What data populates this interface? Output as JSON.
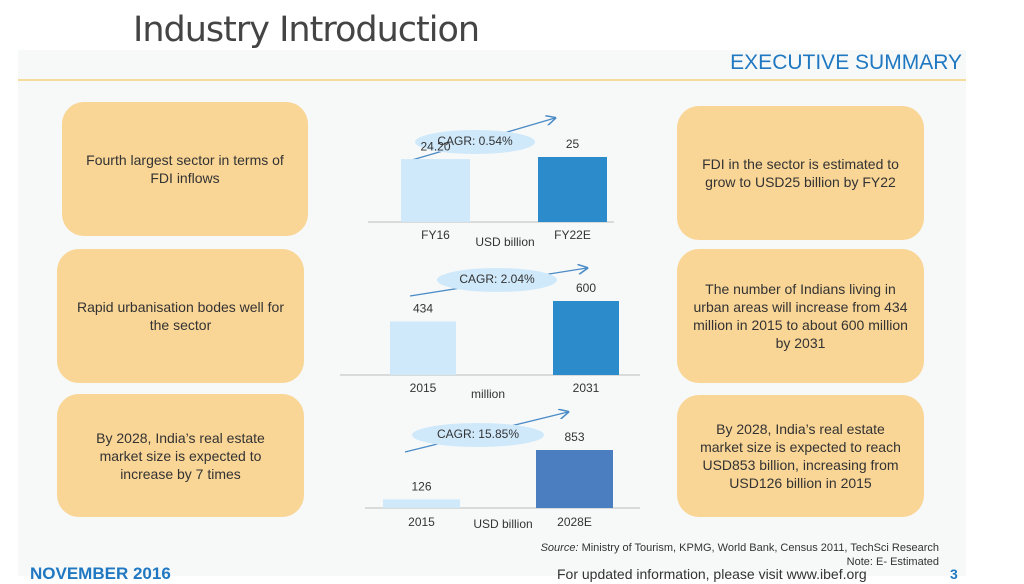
{
  "title": "Industry Introduction",
  "header": "EXECUTIVE SUMMARY",
  "left_boxes": [
    "Fourth largest sector in terms of FDI inflows",
    "Rapid urbanisation bodes well for the sector",
    "By 2028, India’s real estate market size is expected to increase by 7 times"
  ],
  "right_boxes": [
    "FDI in the sector is estimated to grow to USD25 billion by FY22",
    "The number of Indians living in urban areas will increase from 434 million in 2015 to about 600 million by 2031",
    "By 2028, India’s real estate market size is expected to reach USD853 billion, increasing from USD126 billion in 2015"
  ],
  "chart_data": [
    {
      "type": "bar",
      "cagr": "CAGR: 0.54%",
      "unit": "USD billion",
      "categories": [
        "FY16",
        "FY22E"
      ],
      "values": [
        24.2,
        25
      ],
      "value_labels": [
        "24.20",
        "25"
      ],
      "colors": [
        "#cfe9fb",
        "#2b8bcb"
      ]
    },
    {
      "type": "bar",
      "cagr": "CAGR: 2.04%",
      "unit": "million",
      "categories": [
        "2015",
        "2031"
      ],
      "values": [
        434,
        600
      ],
      "colors": [
        "#cfe9fb",
        "#2b8bcb"
      ]
    },
    {
      "type": "bar",
      "cagr": "CAGR: 15.85%",
      "unit": "USD billion",
      "categories": [
        "2015",
        "2028E"
      ],
      "values": [
        126,
        853
      ],
      "colors": [
        "#cfe9fb",
        "#4a7ec0"
      ]
    }
  ],
  "source_label": "Source:",
  "source": "Ministry of Tourism, KPMG, World Bank, Census 2011, TechSci Research",
  "note": "Note: E- Estimated",
  "footer_left": "NOVEMBER 2016",
  "footer_right": "For updated information, please visit www.ibef.org",
  "page_number": "3"
}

» **What the task requires**
Write out every line of the entries that holds the word "market".

» **Result**
    "By 2028, India’s real estate market size is expected to increase by 7 times"
    "By 2028, India’s real estate market size is expected to reach USD853 billion, increasing from USD126 billion in 2015"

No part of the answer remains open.